(Dataset excerpts)
◇ ◇ ◇ ◇ ◇
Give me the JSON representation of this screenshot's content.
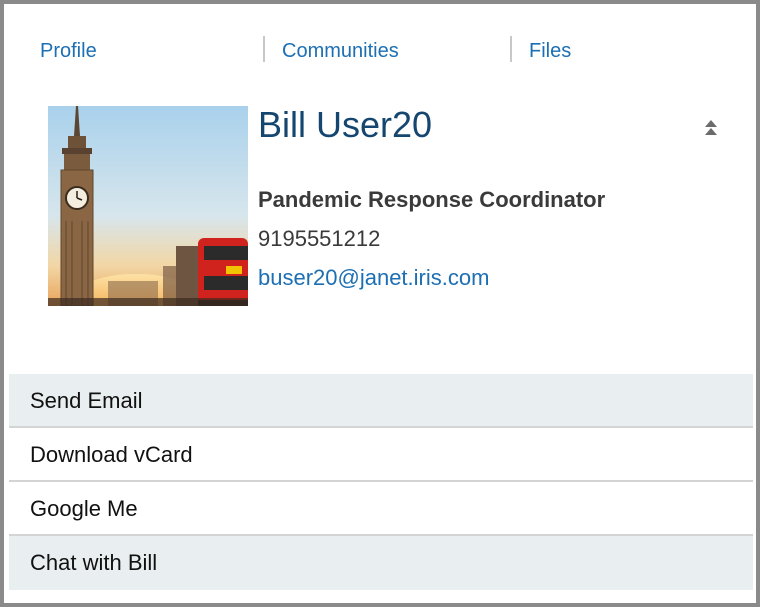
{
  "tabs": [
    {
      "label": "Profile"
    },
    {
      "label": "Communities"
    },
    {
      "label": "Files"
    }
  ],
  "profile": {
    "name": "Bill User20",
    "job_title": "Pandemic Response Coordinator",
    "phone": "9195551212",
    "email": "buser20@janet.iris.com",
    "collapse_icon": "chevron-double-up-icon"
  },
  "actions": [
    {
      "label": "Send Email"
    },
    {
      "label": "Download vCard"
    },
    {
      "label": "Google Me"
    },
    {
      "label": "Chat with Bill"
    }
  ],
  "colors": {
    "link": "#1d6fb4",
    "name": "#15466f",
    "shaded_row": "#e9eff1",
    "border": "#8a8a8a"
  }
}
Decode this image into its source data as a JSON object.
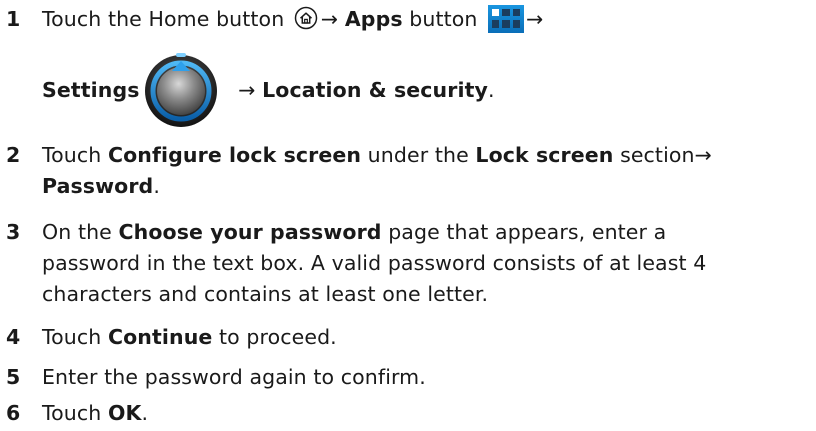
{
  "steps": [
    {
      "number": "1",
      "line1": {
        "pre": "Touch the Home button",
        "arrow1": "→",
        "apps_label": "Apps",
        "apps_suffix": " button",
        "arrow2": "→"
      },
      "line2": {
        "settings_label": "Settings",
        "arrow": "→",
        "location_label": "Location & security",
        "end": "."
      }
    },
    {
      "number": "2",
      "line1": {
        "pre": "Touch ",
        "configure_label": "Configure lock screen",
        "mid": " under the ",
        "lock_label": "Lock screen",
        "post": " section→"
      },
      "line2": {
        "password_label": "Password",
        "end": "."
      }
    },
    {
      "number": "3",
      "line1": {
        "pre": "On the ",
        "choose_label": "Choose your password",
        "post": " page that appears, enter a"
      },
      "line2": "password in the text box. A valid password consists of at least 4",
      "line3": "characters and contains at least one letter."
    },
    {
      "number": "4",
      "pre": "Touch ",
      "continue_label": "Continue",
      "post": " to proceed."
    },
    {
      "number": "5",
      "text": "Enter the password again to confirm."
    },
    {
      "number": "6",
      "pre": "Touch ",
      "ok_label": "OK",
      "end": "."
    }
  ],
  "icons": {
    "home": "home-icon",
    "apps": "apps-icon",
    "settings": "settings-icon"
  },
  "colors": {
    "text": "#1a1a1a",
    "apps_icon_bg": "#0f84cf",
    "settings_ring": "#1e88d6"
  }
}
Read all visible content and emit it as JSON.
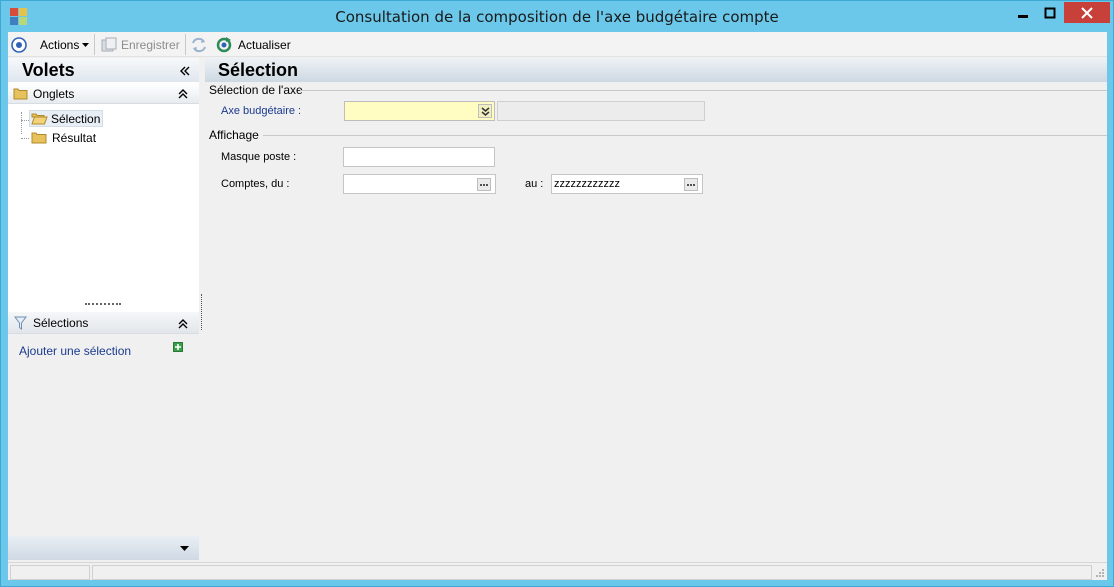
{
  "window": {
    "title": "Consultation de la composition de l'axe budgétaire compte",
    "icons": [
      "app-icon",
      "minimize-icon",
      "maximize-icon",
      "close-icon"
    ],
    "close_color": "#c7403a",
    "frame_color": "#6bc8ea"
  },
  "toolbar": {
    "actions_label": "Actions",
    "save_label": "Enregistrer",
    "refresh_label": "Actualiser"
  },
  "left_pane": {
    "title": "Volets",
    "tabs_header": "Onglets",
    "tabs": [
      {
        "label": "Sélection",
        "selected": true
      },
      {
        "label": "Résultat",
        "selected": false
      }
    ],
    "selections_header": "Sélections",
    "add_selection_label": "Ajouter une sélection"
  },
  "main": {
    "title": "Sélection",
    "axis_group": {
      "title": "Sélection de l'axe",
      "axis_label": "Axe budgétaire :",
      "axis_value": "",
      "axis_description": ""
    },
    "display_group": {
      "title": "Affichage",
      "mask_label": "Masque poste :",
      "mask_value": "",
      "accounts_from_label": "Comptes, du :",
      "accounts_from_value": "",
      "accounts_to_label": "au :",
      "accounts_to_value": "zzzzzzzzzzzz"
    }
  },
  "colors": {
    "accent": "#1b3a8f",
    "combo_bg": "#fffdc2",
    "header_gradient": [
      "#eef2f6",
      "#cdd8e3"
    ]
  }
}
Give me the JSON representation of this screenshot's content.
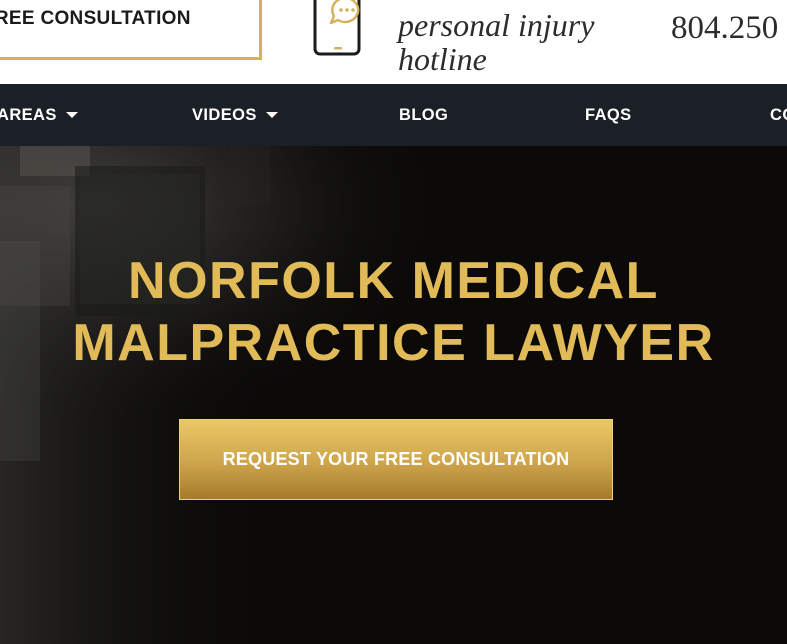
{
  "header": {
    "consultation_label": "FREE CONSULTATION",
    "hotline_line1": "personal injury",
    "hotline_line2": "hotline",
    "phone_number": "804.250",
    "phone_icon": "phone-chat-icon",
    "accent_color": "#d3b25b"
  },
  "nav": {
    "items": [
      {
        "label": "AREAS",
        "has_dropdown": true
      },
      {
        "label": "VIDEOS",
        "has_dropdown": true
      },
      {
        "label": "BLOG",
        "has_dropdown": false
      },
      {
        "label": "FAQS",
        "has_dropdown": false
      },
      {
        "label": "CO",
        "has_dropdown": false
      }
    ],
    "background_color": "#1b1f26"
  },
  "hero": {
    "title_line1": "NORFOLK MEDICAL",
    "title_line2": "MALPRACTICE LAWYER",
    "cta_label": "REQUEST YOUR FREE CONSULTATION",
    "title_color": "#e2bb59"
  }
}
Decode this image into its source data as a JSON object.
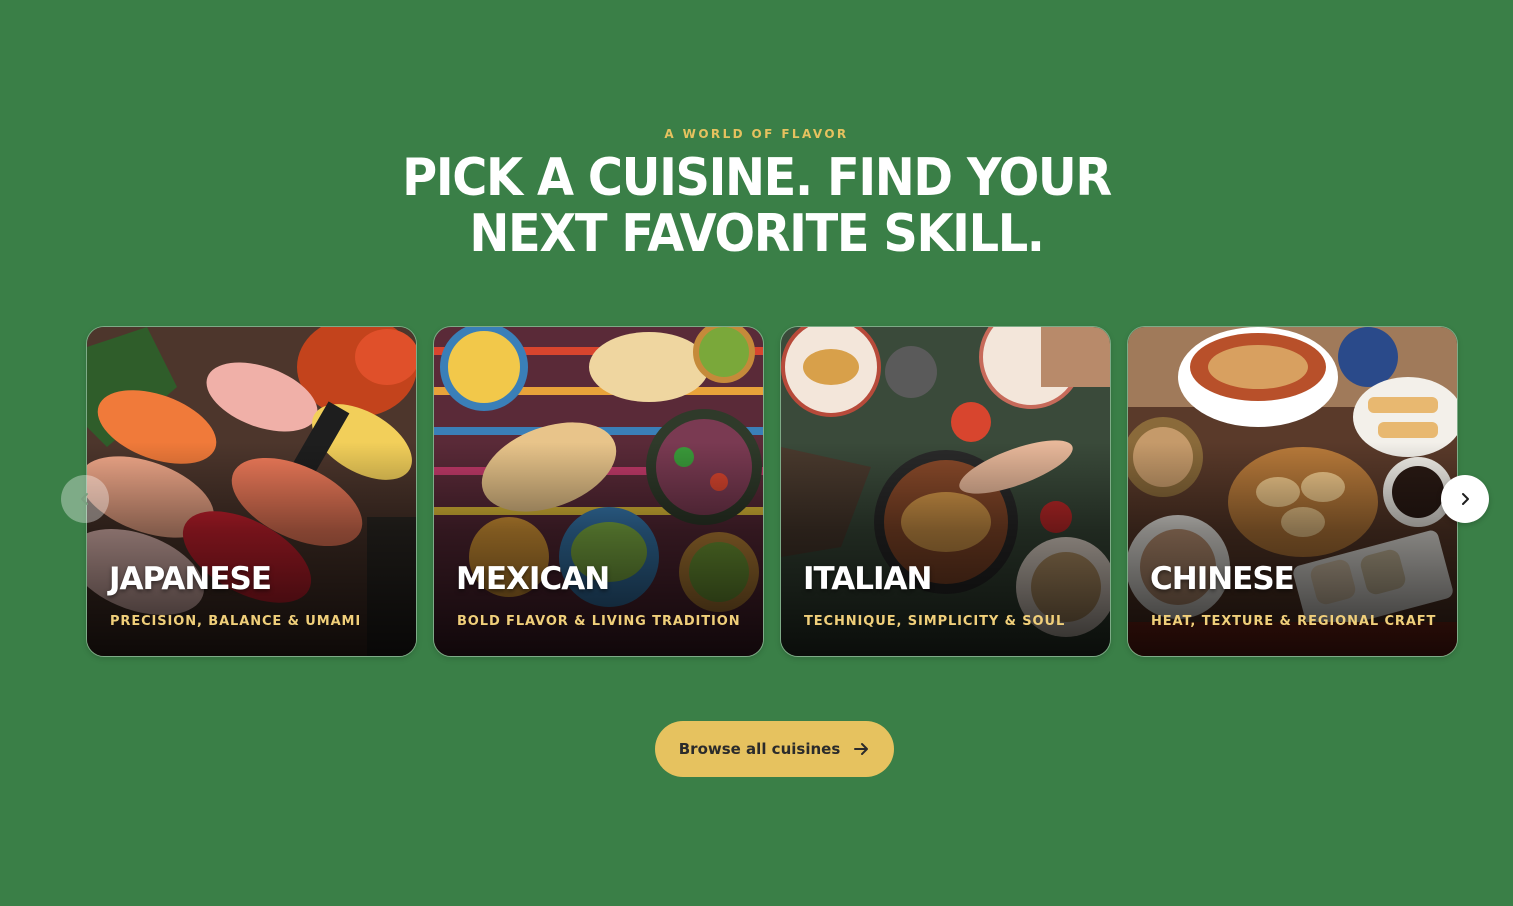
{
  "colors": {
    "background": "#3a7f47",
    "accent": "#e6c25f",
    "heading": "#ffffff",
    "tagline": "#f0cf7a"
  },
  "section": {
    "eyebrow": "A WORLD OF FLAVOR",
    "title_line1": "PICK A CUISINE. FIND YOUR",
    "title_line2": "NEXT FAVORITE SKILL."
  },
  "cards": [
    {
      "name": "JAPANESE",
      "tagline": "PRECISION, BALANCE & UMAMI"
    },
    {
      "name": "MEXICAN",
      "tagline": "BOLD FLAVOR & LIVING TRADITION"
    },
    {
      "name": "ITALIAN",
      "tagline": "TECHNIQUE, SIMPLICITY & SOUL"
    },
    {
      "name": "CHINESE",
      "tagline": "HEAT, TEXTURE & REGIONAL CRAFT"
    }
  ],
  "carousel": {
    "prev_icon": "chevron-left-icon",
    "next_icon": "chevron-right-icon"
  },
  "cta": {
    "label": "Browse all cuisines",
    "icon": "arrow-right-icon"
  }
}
◇ ◇ ◇ ◇ ◇
*Task details:* Reproduce each line from the records that contains the word "button".

*Full output:*
        "pre": "Touch the Home button",
        "apps_suffix": " button",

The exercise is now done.